[Dataset entries on figures]
════════════════

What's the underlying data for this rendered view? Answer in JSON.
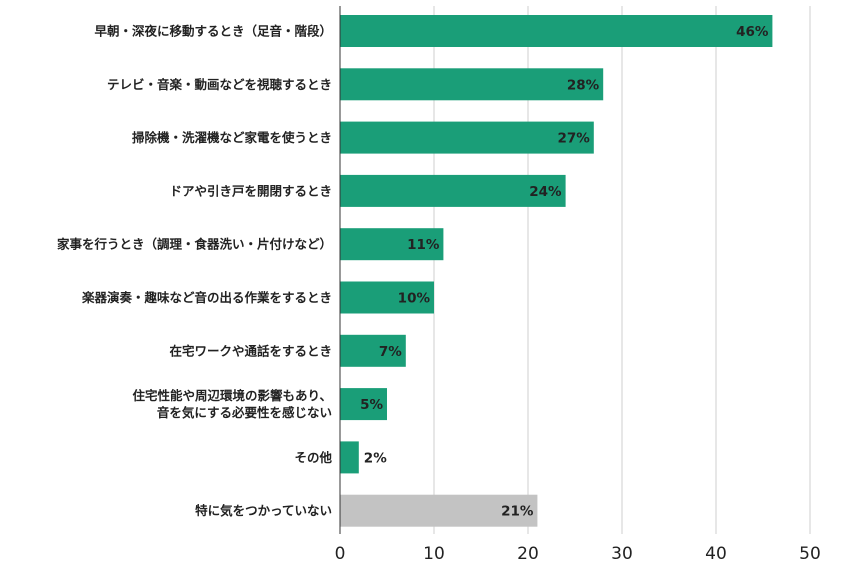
{
  "chart_data": {
    "type": "bar",
    "orientation": "horizontal",
    "categories": [
      [
        "早朝・深夜に移動するとき（足音・階段）"
      ],
      [
        "テレビ・音楽・動画などを視聴するとき"
      ],
      [
        "掃除機・洗濯機など家電を使うとき"
      ],
      [
        "ドアや引き戸を開閉するとき"
      ],
      [
        "家事を行うとき（調理・食器洗い・片付けなど）"
      ],
      [
        "楽器演奏・趣味など音の出る作業をするとき"
      ],
      [
        "在宅ワークや通話をするとき"
      ],
      [
        "住宅性能や周辺環境の影響もあり、",
        "音を気にする必要性を感じない"
      ],
      [
        "その他"
      ],
      [
        "特に気をつかっていない"
      ]
    ],
    "values": [
      46,
      28,
      27,
      24,
      11,
      10,
      7,
      5,
      2,
      21
    ],
    "value_labels": [
      "46%",
      "28%",
      "27%",
      "24%",
      "11%",
      "10%",
      "7%",
      "5%",
      "2%",
      "21%"
    ],
    "bar_colors": [
      "#1a9e78",
      "#1a9e78",
      "#1a9e78",
      "#1a9e78",
      "#1a9e78",
      "#1a9e78",
      "#1a9e78",
      "#1a9e78",
      "#1a9e78",
      "#c3c3c3"
    ],
    "label_inside": [
      true,
      true,
      true,
      true,
      true,
      true,
      true,
      true,
      false,
      true
    ],
    "xlim": [
      0,
      50
    ],
    "xticks": [
      0,
      10,
      20,
      30,
      40,
      50
    ],
    "grid": "vertical",
    "title": "",
    "xlabel": "",
    "ylabel": ""
  }
}
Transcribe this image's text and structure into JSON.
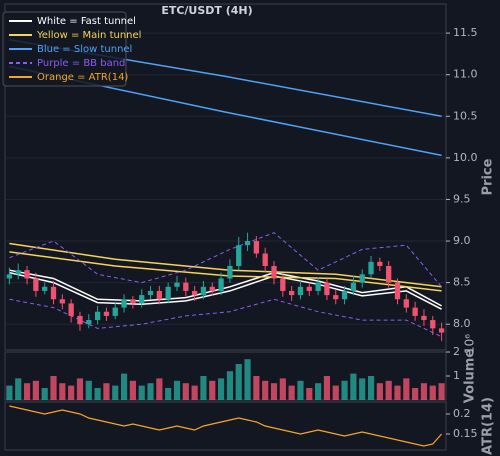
{
  "chart_data": [
    {
      "type": "candlestick",
      "title": "ETC/USDT (4H)",
      "ylabel": "Price",
      "xlim": [
        -0.5,
        49.5
      ],
      "ylim": [
        7.69,
        11.85
      ],
      "yticks": [
        {
          "value": 8,
          "label": "8.0"
        },
        8.5,
        {
          "value": 9,
          "label": "9.0"
        },
        9.5,
        {
          "value": 10,
          "label": "10.0"
        },
        10.5,
        {
          "value": 11,
          "label": "11.0"
        },
        11.5
      ],
      "grid": true,
      "legend": "upper left",
      "up_color": "#26a69a",
      "down_color": "#ef5370",
      "open": [
        8.55,
        8.6,
        8.65,
        8.55,
        8.4,
        8.45,
        8.3,
        8.25,
        8.1,
        8.0,
        8.05,
        8.15,
        8.1,
        8.2,
        8.3,
        8.25,
        8.35,
        8.4,
        8.3,
        8.45,
        8.5,
        8.4,
        8.35,
        8.45,
        8.4,
        8.55,
        8.7,
        8.95,
        9.0,
        8.85,
        8.7,
        8.55,
        8.4,
        8.35,
        8.45,
        8.4,
        8.5,
        8.35,
        8.3,
        8.4,
        8.5,
        8.6,
        8.75,
        8.7,
        8.5,
        8.3,
        8.2,
        8.1,
        8.05,
        7.95
      ],
      "high": [
        8.68,
        8.73,
        8.7,
        8.62,
        8.5,
        8.52,
        8.36,
        8.3,
        8.15,
        8.12,
        8.22,
        8.2,
        8.27,
        8.36,
        8.34,
        8.42,
        8.46,
        8.46,
        8.5,
        8.58,
        8.56,
        8.46,
        8.52,
        8.5,
        8.62,
        8.78,
        9.05,
        9.1,
        9.06,
        8.92,
        8.76,
        8.6,
        8.46,
        8.52,
        8.5,
        8.56,
        8.55,
        8.42,
        8.46,
        8.58,
        8.66,
        8.82,
        8.8,
        8.76,
        8.55,
        8.36,
        8.27,
        8.18,
        8.1,
        8.02
      ],
      "low": [
        8.48,
        8.54,
        8.48,
        8.33,
        8.36,
        8.24,
        8.18,
        8.02,
        7.92,
        7.95,
        8.0,
        8.04,
        8.06,
        8.14,
        8.19,
        8.2,
        8.3,
        8.24,
        8.25,
        8.4,
        8.33,
        8.28,
        8.3,
        8.34,
        8.35,
        8.5,
        8.65,
        8.88,
        8.8,
        8.63,
        8.48,
        8.33,
        8.28,
        8.3,
        8.34,
        8.35,
        8.29,
        8.24,
        8.24,
        8.35,
        8.44,
        8.55,
        8.64,
        8.44,
        8.24,
        8.14,
        8.04,
        7.98,
        7.87,
        7.8
      ],
      "close": [
        8.6,
        8.65,
        8.55,
        8.4,
        8.45,
        8.3,
        8.25,
        8.1,
        8.0,
        8.05,
        8.15,
        8.1,
        8.2,
        8.3,
        8.25,
        8.35,
        8.4,
        8.3,
        8.45,
        8.5,
        8.4,
        8.35,
        8.45,
        8.4,
        8.55,
        8.7,
        8.95,
        9.0,
        8.85,
        8.7,
        8.55,
        8.4,
        8.35,
        8.45,
        8.4,
        8.5,
        8.35,
        8.3,
        8.4,
        8.5,
        8.6,
        8.75,
        8.7,
        8.5,
        8.3,
        8.2,
        8.1,
        8.05,
        7.95,
        7.9
      ],
      "series": [
        {
          "name": "White = Fast tunnel",
          "color": "#ffffff",
          "style": "solid",
          "x": [
            0,
            5,
            10,
            15,
            20,
            25,
            30,
            35,
            40,
            45,
            49
          ],
          "upper": [
            8.65,
            8.55,
            8.3,
            8.28,
            8.32,
            8.45,
            8.62,
            8.52,
            8.38,
            8.45,
            8.22
          ],
          "lower": [
            8.62,
            8.5,
            8.26,
            8.24,
            8.28,
            8.4,
            8.58,
            8.48,
            8.34,
            8.4,
            8.18
          ]
        },
        {
          "name": "Yellow = Main tunnel",
          "color": "#f7d358",
          "style": "solid",
          "x": [
            0,
            12,
            25,
            37,
            49
          ],
          "upper": [
            8.97,
            8.78,
            8.65,
            8.6,
            8.45
          ],
          "lower": [
            8.87,
            8.7,
            8.58,
            8.55,
            8.4
          ]
        },
        {
          "name": "Blue = Slow tunnel",
          "color": "#4fa3f7",
          "style": "solid",
          "x": [
            0,
            24.5,
            49
          ],
          "upper": [
            11.42,
            10.98,
            10.5
          ],
          "lower": [
            11.1,
            10.55,
            10.03
          ]
        },
        {
          "name": "Purple = BB band",
          "color": "#8b5cf6",
          "style": "dashed",
          "x": [
            0,
            5,
            10,
            15,
            20,
            25,
            30,
            35,
            40,
            45,
            49
          ],
          "upper": [
            8.8,
            9.0,
            8.6,
            8.5,
            8.65,
            8.9,
            9.1,
            8.65,
            8.9,
            8.95,
            8.45
          ],
          "lower": [
            8.3,
            8.2,
            7.95,
            8.0,
            8.1,
            8.15,
            8.3,
            8.15,
            8.05,
            8.05,
            7.85
          ]
        }
      ]
    },
    {
      "type": "bar",
      "ylabel": "Volume",
      "offset_label": "10⁶",
      "xlim": [
        -0.5,
        49.5
      ],
      "ylim": [
        0,
        2
      ],
      "yticks": [
        1,
        2
      ],
      "values": [
        0.6,
        0.9,
        0.7,
        0.8,
        0.5,
        1.0,
        0.7,
        0.6,
        0.9,
        0.8,
        0.5,
        0.7,
        0.6,
        1.1,
        0.8,
        0.6,
        0.7,
        0.9,
        0.5,
        0.8,
        0.7,
        0.6,
        1.0,
        0.8,
        0.9,
        1.2,
        1.5,
        1.7,
        1.0,
        0.8,
        0.7,
        0.9,
        0.6,
        0.8,
        0.5,
        0.7,
        1.0,
        0.6,
        0.8,
        1.1,
        0.9,
        1.0,
        0.7,
        0.8,
        0.6,
        0.9,
        0.5,
        0.7,
        0.6,
        0.7
      ]
    },
    {
      "type": "line",
      "ylabel": "ATR(14)",
      "xlim": [
        -0.5,
        49.5
      ],
      "ylim": [
        0.11,
        0.23
      ],
      "yticks": [
        0.15,
        0.2
      ],
      "series": [
        {
          "name": "Orange = ATR(14)",
          "color": "#f5a623",
          "values": [
            0.22,
            0.215,
            0.21,
            0.205,
            0.2,
            0.205,
            0.21,
            0.205,
            0.2,
            0.19,
            0.185,
            0.18,
            0.175,
            0.17,
            0.175,
            0.17,
            0.165,
            0.16,
            0.165,
            0.17,
            0.165,
            0.16,
            0.17,
            0.175,
            0.18,
            0.185,
            0.19,
            0.185,
            0.18,
            0.17,
            0.165,
            0.16,
            0.155,
            0.15,
            0.155,
            0.16,
            0.155,
            0.15,
            0.145,
            0.15,
            0.155,
            0.15,
            0.145,
            0.14,
            0.135,
            0.13,
            0.125,
            0.12,
            0.125,
            0.15
          ]
        }
      ]
    }
  ]
}
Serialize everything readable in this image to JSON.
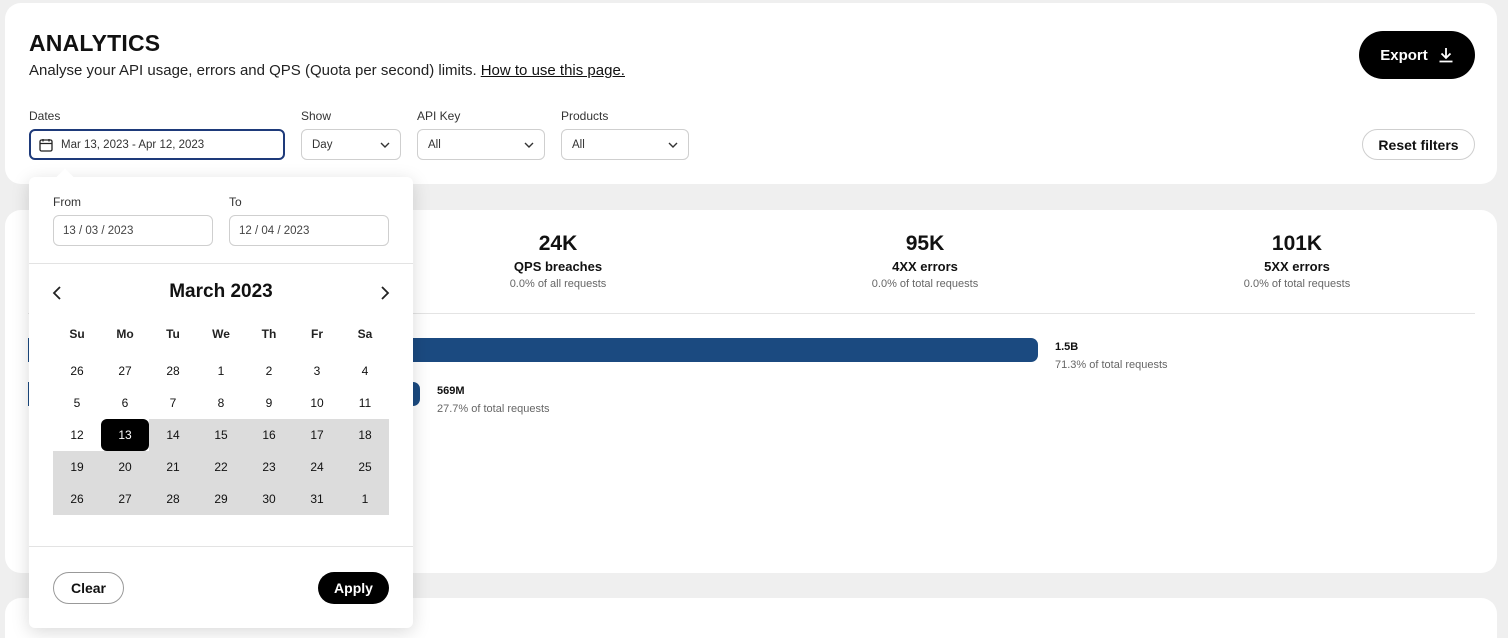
{
  "header": {
    "title": "ANALYTICS",
    "subtitle": "Analyse your API usage, errors and QPS (Quota per second) limits.",
    "help_link": "How to use this page.",
    "export_label": "Export",
    "reset_label": "Reset filters"
  },
  "filters": {
    "dates": {
      "label": "Dates",
      "value": "Mar 13, 2023 - Apr 12, 2023",
      "icon": "calendar-icon"
    },
    "show": {
      "label": "Show",
      "value": "Day"
    },
    "api_key": {
      "label": "API Key",
      "value": "All"
    },
    "products": {
      "label": "Products",
      "value": "All"
    }
  },
  "stats": [
    {
      "value": "24K",
      "label": "QPS breaches",
      "sub": "0.0% of all requests"
    },
    {
      "value": "95K",
      "label": "4XX errors",
      "sub": "0.0% of total requests"
    },
    {
      "value": "101K",
      "label": "5XX errors",
      "sub": "0.0% of total requests"
    }
  ],
  "bars": [
    {
      "value": "1.5B",
      "sub": "71.3% of total requests",
      "share": 0.713
    },
    {
      "value": "569M",
      "sub": "27.7% of total requests",
      "share": 0.277
    }
  ],
  "datepicker": {
    "from_label": "From",
    "from_value": "13 / 03 / 2023",
    "to_label": "To",
    "to_value": "12 / 04 / 2023",
    "month": "March 2023",
    "weekdays": [
      "Su",
      "Mo",
      "Tu",
      "We",
      "Th",
      "Fr",
      "Sa"
    ],
    "weeks": [
      [
        "26",
        "27",
        "28",
        "1",
        "2",
        "3",
        "4"
      ],
      [
        "5",
        "6",
        "7",
        "8",
        "9",
        "10",
        "11"
      ],
      [
        "12",
        "13",
        "14",
        "15",
        "16",
        "17",
        "18"
      ],
      [
        "19",
        "20",
        "21",
        "22",
        "23",
        "24",
        "25"
      ],
      [
        "26",
        "27",
        "28",
        "29",
        "30",
        "31",
        "1"
      ]
    ],
    "selected": "13",
    "clear_label": "Clear",
    "apply_label": "Apply"
  },
  "colors": {
    "bar": "#1b4a80",
    "accent_border": "#1e3a7a",
    "range_fill": "#dcdcdc"
  }
}
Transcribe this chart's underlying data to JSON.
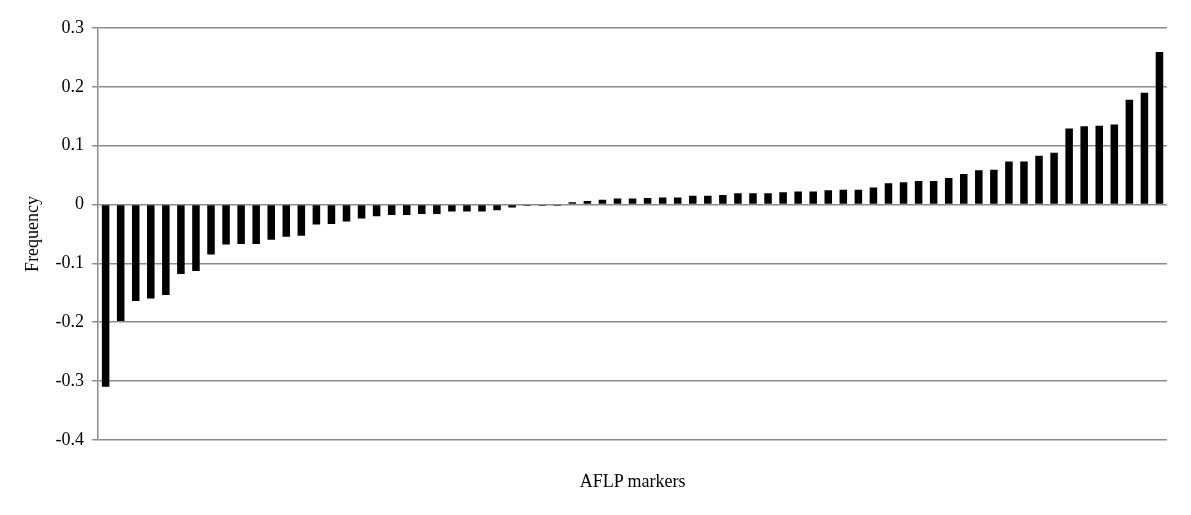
{
  "chart_data": {
    "type": "bar",
    "xlabel": "AFLP markers",
    "ylabel": "Frequency",
    "categories": [
      null,
      null,
      null,
      null,
      null,
      null,
      null,
      null,
      null,
      null,
      null,
      null,
      null,
      null,
      null,
      null,
      null,
      null,
      null,
      null,
      null,
      null,
      null,
      null,
      null,
      null,
      null,
      null,
      null,
      null,
      null,
      null,
      null,
      null,
      null,
      null,
      null,
      null,
      null,
      null,
      null,
      null,
      null,
      null,
      null,
      null,
      null,
      null,
      null,
      null,
      null,
      null,
      null,
      null,
      null,
      null,
      null,
      null,
      null,
      null,
      null,
      null,
      null,
      null,
      null,
      null,
      null,
      null,
      null,
      null,
      null
    ],
    "values": [
      -0.31,
      -0.198,
      -0.164,
      -0.16,
      -0.154,
      -0.118,
      -0.113,
      -0.085,
      -0.068,
      -0.067,
      -0.067,
      -0.06,
      -0.055,
      -0.053,
      -0.034,
      -0.033,
      -0.029,
      -0.024,
      -0.02,
      -0.018,
      -0.018,
      -0.016,
      -0.016,
      -0.012,
      -0.012,
      -0.012,
      -0.01,
      -0.005,
      -0.002,
      -0.002,
      -0.002,
      0.004,
      0.006,
      0.008,
      0.01,
      0.01,
      0.011,
      0.012,
      0.012,
      0.015,
      0.015,
      0.016,
      0.019,
      0.019,
      0.019,
      0.021,
      0.022,
      0.022,
      0.024,
      0.025,
      0.025,
      0.029,
      0.036,
      0.038,
      0.04,
      0.04,
      0.045,
      0.052,
      0.058,
      0.059,
      0.073,
      0.073,
      0.083,
      0.088,
      0.129,
      0.133,
      0.134,
      0.136,
      0.178,
      0.19,
      0.259
    ],
    "color": "#000000",
    "ylim": [
      -0.4,
      0.3
    ],
    "yticks": [
      -0.4,
      -0.3,
      -0.2,
      -0.1,
      0,
      0.1,
      0.2,
      0.3
    ],
    "grid": "y"
  }
}
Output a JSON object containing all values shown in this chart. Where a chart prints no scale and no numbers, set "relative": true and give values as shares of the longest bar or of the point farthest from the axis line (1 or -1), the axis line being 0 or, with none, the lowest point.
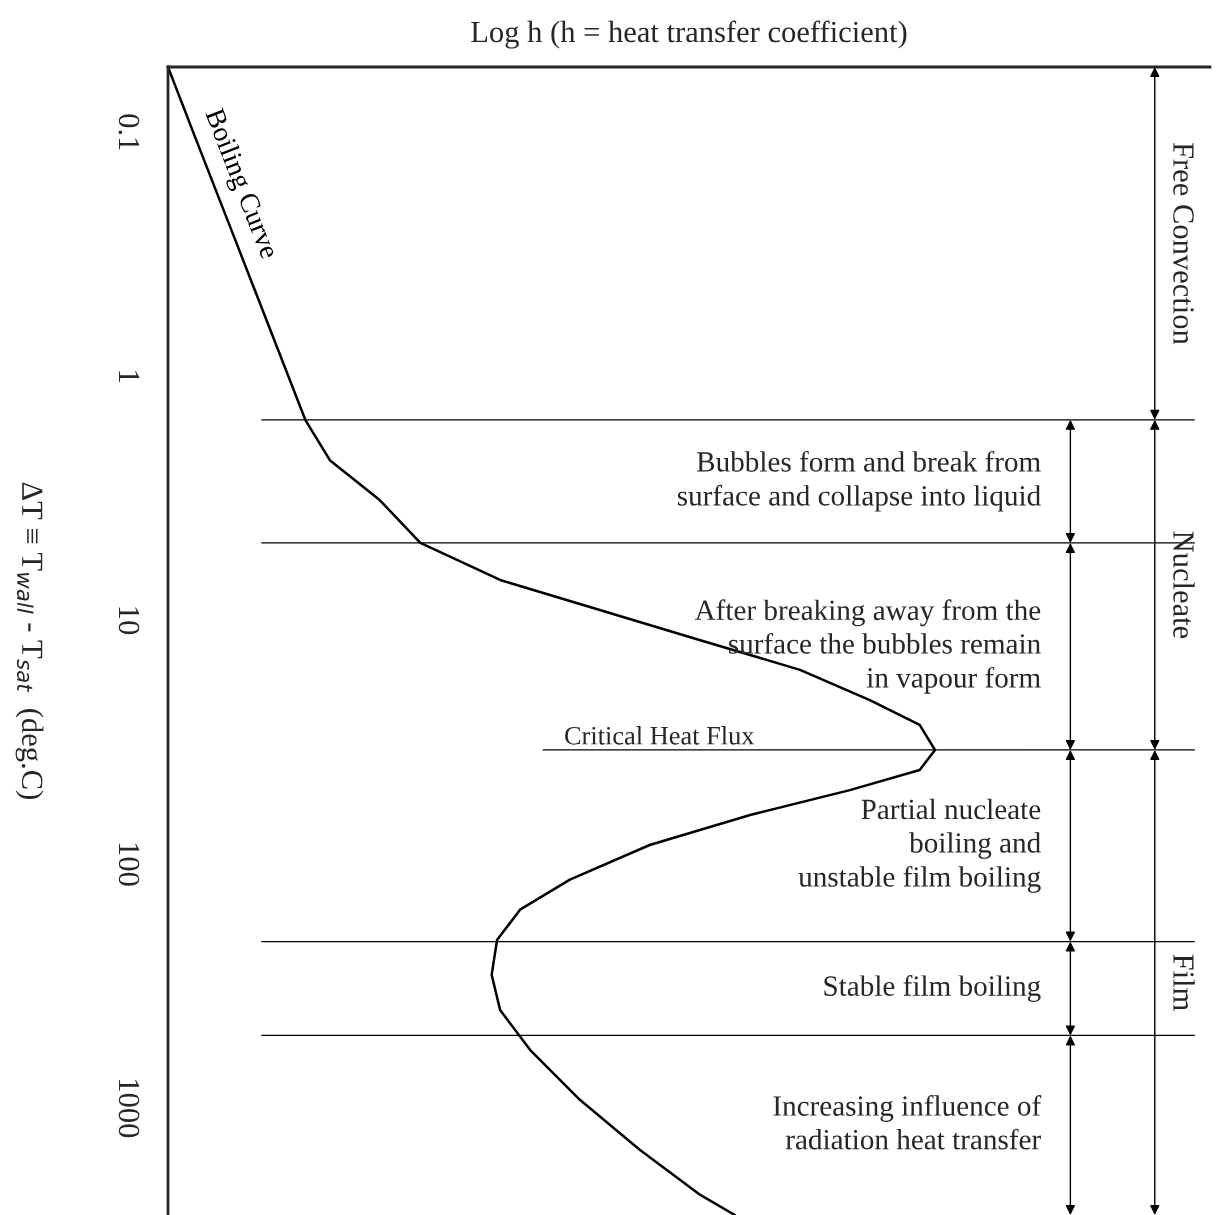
{
  "chart_data": {
    "type": "line",
    "orientation": "horizontal",
    "relative": true,
    "xlabel": "Log h (h = heat transfer coefficient)",
    "ylabel": "ΔT ≡ T$_{wall}$ - T$_{sat}$  (deg.C)",
    "log": "y",
    "ylim": [
      2750,
      0.054
    ],
    "yticks": [
      0.1,
      1,
      10,
      100,
      1000
    ],
    "series": [
      {
        "name": "Boiling Curve",
        "color": "#000000",
        "x": [
          0.054,
          0.108,
          0.305,
          1.51,
          2.21,
          3.22,
          4.83,
          6.85,
          9.1,
          12.1,
          16.0,
          21.3,
          26.9,
          34.1,
          41.2,
          49.8,
          63.0,
          83.6,
          116,
          154,
          205,
          285,
          397,
          578,
          927,
          1486,
          2275,
          2750
        ],
        "values": [
          0,
          0.037,
          0.093,
          0.179,
          0.211,
          0.276,
          0.329,
          0.433,
          0.563,
          0.694,
          0.824,
          0.915,
          0.98,
          1,
          0.98,
          0.889,
          0.759,
          0.628,
          0.524,
          0.459,
          0.429,
          0.422,
          0.433,
          0.472,
          0.537,
          0.615,
          0.694,
          0.739
        ]
      }
    ],
    "ref_lines": [
      {
        "axis": "y",
        "value": 1.51
      },
      {
        "axis": "y",
        "value": 4.83
      },
      {
        "axis": "y",
        "value": 34.1,
        "label": "Critical Heat Flux"
      },
      {
        "axis": "y",
        "value": 208
      },
      {
        "axis": "y",
        "value": 505
      }
    ],
    "annotations": [
      "Free Convection",
      "Nucleate",
      "Film",
      "Bubbles form and break from\nsurface and collapse into liquid",
      "After breaking away from the\nsurface the bubbles remain\nin vapour form",
      "Partial nucleate\nboiling and\nunstable film boiling",
      "Stable film boiling",
      "Increasing influence of\nradiation heat transfer"
    ]
  }
}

════════════════

**STATED PROBLEM**
Collect the lines of the data that carry the word "relative".

**RESULT OF THE TASK**
Output a JSON object containing all values shown in this chart. Where a chart prints no scale and no numbers, set "relative": true and give values as shares of the longest bar or of the point farthest from the axis line (1 or -1), the axis line being 0 or, with none, the lowest point.
    "relative": true,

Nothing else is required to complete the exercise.